§ SET PROBLEM: Each line that holds the word "yang" is to be identified and copied.

──────── RECORDS FOR THE TASK

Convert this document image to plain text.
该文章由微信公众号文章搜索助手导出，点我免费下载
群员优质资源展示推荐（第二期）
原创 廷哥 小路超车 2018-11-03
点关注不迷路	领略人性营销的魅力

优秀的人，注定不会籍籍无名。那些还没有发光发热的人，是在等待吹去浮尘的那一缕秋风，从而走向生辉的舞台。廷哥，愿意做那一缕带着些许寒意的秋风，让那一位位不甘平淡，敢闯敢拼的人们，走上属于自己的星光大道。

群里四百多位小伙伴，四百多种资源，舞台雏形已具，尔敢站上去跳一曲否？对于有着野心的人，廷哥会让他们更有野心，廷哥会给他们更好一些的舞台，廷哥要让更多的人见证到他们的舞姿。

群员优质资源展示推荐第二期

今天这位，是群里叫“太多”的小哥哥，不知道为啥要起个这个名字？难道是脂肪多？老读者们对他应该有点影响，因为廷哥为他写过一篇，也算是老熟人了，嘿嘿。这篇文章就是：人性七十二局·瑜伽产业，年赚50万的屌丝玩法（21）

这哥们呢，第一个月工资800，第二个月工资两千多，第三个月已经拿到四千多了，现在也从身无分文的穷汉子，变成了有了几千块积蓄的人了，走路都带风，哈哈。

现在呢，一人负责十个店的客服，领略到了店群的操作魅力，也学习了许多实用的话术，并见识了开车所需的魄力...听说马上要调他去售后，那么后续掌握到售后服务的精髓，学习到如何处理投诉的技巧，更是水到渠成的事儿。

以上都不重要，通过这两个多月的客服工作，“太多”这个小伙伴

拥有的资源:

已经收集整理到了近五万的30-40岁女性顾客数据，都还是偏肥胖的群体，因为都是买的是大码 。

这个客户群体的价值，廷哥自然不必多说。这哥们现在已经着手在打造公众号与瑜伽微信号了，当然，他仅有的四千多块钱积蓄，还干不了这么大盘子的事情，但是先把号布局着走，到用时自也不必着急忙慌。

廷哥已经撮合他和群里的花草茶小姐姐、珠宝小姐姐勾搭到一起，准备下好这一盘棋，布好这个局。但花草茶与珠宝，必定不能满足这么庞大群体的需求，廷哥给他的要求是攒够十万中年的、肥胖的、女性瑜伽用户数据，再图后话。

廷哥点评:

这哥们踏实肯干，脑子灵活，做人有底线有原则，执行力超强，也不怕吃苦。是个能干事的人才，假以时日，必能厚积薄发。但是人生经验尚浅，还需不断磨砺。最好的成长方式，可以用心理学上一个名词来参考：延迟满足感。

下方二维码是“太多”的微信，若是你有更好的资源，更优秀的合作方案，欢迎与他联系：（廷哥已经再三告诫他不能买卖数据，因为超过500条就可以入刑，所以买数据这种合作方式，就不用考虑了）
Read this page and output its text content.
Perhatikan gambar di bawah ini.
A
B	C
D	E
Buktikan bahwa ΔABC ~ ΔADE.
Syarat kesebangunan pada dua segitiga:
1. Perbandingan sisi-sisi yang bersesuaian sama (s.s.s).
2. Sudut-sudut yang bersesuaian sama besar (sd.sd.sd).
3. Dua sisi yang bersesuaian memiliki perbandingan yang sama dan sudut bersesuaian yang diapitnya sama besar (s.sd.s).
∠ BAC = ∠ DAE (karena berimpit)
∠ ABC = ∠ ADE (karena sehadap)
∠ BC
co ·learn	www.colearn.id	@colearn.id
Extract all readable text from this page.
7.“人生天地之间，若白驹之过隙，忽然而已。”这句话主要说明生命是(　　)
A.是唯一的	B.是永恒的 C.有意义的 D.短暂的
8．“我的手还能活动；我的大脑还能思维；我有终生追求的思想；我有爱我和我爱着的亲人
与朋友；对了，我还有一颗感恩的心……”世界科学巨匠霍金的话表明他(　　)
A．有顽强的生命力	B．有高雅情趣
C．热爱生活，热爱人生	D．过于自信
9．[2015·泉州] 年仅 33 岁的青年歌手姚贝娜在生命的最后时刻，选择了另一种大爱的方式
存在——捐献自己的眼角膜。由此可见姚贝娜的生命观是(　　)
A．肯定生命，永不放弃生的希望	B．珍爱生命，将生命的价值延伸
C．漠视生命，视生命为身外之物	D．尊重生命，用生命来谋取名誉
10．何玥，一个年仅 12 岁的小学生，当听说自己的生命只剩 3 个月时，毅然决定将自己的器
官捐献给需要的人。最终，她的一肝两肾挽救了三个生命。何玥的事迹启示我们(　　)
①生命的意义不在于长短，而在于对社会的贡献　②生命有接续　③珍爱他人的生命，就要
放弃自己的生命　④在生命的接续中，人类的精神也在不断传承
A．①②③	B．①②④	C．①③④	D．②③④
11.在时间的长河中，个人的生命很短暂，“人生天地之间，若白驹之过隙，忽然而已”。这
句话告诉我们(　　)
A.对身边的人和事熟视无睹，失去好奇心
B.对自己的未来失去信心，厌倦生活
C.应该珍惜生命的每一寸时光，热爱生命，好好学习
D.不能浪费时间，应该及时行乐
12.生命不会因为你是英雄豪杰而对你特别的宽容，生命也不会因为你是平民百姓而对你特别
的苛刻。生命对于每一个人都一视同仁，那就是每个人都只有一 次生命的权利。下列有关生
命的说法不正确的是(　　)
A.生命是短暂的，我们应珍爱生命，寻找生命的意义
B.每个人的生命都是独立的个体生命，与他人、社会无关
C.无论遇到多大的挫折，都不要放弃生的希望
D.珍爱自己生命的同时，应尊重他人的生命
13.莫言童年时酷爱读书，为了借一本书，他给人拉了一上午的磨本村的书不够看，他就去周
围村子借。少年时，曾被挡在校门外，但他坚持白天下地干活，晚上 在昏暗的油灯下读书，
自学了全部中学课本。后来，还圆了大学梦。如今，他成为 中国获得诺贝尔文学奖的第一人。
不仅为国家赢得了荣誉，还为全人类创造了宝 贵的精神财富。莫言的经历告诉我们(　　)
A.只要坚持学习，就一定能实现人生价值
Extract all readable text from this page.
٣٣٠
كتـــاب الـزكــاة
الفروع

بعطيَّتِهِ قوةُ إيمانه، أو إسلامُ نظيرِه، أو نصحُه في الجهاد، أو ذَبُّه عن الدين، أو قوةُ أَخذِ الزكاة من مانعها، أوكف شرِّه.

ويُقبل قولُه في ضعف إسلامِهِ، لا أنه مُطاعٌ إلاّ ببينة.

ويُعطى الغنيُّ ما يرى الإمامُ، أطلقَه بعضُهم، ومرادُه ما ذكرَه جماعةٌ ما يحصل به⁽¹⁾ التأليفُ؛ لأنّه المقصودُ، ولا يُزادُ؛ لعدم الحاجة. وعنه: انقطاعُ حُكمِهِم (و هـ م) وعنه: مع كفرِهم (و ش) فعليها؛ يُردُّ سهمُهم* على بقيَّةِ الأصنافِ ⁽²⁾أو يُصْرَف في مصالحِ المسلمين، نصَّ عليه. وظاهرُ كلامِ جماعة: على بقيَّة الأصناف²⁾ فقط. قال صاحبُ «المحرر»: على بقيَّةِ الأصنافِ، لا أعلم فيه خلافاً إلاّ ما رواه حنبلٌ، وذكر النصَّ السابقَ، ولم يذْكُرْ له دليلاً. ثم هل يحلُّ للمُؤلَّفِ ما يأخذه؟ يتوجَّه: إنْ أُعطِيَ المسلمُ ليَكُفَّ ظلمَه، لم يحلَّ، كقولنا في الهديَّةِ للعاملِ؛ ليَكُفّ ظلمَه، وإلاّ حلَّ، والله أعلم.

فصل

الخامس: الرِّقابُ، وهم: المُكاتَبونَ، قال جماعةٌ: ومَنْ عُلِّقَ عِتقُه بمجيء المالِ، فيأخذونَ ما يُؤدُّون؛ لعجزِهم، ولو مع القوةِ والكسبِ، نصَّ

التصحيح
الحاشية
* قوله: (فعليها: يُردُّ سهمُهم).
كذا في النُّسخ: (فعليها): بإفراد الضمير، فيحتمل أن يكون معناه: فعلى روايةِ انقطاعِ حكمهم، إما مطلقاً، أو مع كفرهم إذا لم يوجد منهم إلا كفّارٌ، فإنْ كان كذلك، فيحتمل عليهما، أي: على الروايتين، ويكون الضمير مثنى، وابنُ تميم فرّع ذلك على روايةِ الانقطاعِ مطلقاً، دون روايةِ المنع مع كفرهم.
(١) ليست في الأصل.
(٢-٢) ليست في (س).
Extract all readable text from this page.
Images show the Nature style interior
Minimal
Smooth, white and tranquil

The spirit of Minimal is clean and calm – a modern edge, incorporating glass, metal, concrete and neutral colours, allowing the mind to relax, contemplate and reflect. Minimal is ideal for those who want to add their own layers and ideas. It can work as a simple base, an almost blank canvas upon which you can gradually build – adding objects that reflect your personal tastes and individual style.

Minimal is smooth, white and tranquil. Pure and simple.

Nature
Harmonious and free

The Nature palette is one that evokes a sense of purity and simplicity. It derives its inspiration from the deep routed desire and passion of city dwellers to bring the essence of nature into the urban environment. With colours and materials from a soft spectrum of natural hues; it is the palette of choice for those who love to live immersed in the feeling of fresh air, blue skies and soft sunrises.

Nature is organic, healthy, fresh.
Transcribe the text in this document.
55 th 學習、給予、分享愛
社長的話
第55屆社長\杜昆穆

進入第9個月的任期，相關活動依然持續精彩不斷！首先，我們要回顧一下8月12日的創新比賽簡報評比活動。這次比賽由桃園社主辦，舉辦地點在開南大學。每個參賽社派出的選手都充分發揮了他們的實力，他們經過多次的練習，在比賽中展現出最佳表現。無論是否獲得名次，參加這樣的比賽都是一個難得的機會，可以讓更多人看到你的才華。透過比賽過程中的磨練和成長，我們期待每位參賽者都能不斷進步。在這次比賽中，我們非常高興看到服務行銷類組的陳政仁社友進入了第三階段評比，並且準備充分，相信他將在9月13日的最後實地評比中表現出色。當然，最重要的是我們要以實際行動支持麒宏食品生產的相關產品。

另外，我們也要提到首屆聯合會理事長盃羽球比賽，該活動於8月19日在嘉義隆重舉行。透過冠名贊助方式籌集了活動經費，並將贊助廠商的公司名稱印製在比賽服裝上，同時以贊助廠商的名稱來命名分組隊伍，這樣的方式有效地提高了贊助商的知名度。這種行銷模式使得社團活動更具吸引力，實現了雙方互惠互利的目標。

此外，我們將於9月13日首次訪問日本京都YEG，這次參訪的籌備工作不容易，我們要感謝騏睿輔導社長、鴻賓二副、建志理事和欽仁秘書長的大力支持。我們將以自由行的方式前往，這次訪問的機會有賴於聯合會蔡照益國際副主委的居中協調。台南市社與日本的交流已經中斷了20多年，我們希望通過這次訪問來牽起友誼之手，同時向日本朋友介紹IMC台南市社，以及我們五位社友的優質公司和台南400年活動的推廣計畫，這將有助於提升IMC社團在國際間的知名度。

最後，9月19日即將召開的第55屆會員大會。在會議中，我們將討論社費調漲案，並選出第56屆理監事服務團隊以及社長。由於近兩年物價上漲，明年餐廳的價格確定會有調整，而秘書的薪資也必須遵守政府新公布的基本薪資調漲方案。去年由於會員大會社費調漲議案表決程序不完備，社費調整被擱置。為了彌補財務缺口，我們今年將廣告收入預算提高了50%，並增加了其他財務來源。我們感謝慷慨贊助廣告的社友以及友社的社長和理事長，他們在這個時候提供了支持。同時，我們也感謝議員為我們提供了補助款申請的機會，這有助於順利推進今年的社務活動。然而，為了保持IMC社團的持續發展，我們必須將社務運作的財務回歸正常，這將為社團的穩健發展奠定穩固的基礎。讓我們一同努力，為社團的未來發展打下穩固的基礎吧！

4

────────────────

§ ANSWER TO THIS PROBLEM:
1. Perbandingan sisi-sisi yang bersesuaian sama (s.s.s).
2. Sudut-sudut yang bersesuaian sama besar (sd.sd.sd).
3. Dua sisi yang bersesuaian memiliki perbandingan yang sama dan sudut bersesuaian yang diapitnya sama besar (s.sd.s).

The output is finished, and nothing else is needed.